Where a line of the material contains the string "werden", copy that line.
*****
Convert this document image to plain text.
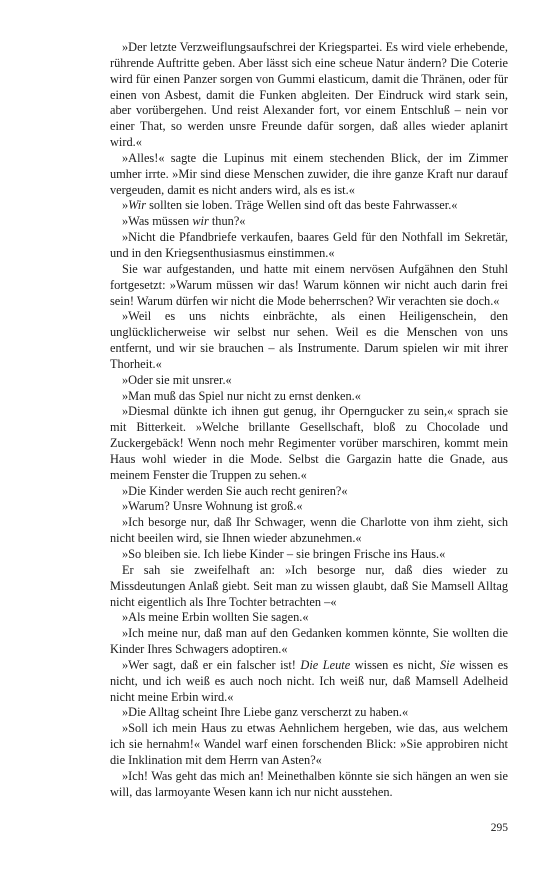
»Der letzte Verzweiflungsaufschrei der Kriegspartei. Es wird viele erhebende, rührende Auftritte geben. Aber lässt sich eine scheue Natur ändern? Die Coterie wird für einen Panzer sorgen von Gummi elasticum, damit die Thränen, oder für einen von Asbest, damit die Funken abgleiten. Der Eindruck wird stark sein, aber vorübergehen. Und reist Alexander fort, vor einem Entschluß – nein vor einer That, so werden unsre Freunde dafür sorgen, daß alles wieder aplanirt wird.«

»Alles!« sagte die Lupinus mit einem stechenden Blick, der im Zimmer umher irrte. »Mir sind diese Menschen zuwider, die ihre ganze Kraft nur darauf vergeuden, damit es nicht anders wird, als es ist.«

»Wir sollten sie loben. Träge Wellen sind oft das beste Fahrwasser.«

»Was müssen wir thun?«

»Nicht die Pfandbriefe verkaufen, baares Geld für den Nothfall im Sekretär, und in den Kriegsenthusiasmus einstimmen.«

Sie war aufgestanden, und hatte mit einem nervösen Aufgähnen den Stuhl fortgesetzt: »Warum müssen wir das! Warum können wir nicht auch darin frei sein! Warum dürfen wir nicht die Mode beherrschen? Wir verachten sie doch.«

»Weil es uns nichts einbrächte, als einen Heiligenschein, den unglücklicherweise wir selbst nur sehen. Weil es die Menschen von uns entfernt, und wir sie brauchen – als Instrumente. Darum spielen wir mit ihrer Thorheit.«

»Oder sie mit unsrer.«

»Man muß das Spiel nur nicht zu ernst denken.«

»Diesmal dünkte ich ihnen gut genug, ihr Operngucker zu sein,« sprach sie mit Bitterkeit. »Welche brillante Gesellschaft, bloß zu Chocolade und Zuckergebäck! Wenn noch mehr Regimenter vorüber marschiren, kommt mein Haus wohl wieder in die Mode. Selbst die Gargazin hatte die Gnade, aus meinem Fenster die Truppen zu sehen.«

»Die Kinder werden Sie auch recht geniren?«

»Warum? Unsre Wohnung ist groß.«

»Ich besorge nur, daß Ihr Schwager, wenn die Charlotte von ihm zieht, sich nicht beeilen wird, sie Ihnen wieder abzunehmen.«

»So bleiben sie. Ich liebe Kinder – sie bringen Frische ins Haus.«

Er sah sie zweifelhaft an: »Ich besorge nur, daß dies wieder zu Missdeutungen Anlaß giebt. Seit man zu wissen glaubt, daß Sie Mamsell Alltag nicht eigentlich als Ihre Tochter betrachten –«

»Als meine Erbin wollten Sie sagen.«

»Ich meine nur, daß man auf den Gedanken kommen könnte, Sie wollten die Kinder Ihres Schwagers adoptiren.«

»Wer sagt, daß er ein falscher ist! Die Leute wissen es nicht, Sie wissen es nicht, und ich weiß es auch noch nicht. Ich weiß nur, daß Mamsell Adelheid nicht meine Erbin wird.«

»Die Alltag scheint Ihre Liebe ganz verscherzt zu haben.«

»Soll ich mein Haus zu etwas Aehnlichem hergeben, wie das, aus welchem ich sie hernahm!« Wandel warf einen forschenden Blick: »Sie approbiren nicht die Inklination mit dem Herrn van Asten?«

»Ich! Was geht das mich an! Meinethalben könnte sie sich hängen an wen sie will, das larmoyante Wesen kann ich nur nicht ausstehen.

295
*****
Reply:
»Der letzte Verzweiflungsaufschrei der Kriegspartei. Es wird viele erhebende, rührende Auftritte geben. Aber lässt sich eine scheue Natur ändern? Die Coterie wird für einen Panzer sorgen von Gummi elasticum, damit die Thränen, oder für einen von Asbest, damit die Funken abgleiten. Der Eindruck wird stark sein, aber vorübergehen. Und reist Alexander fort, vor einem Entschluß – nein vor einer That, so werden unsre Freunde dafür sorgen, daß alles wieder aplanirt wird.«
»Die Kinder werden Sie auch recht geniren?«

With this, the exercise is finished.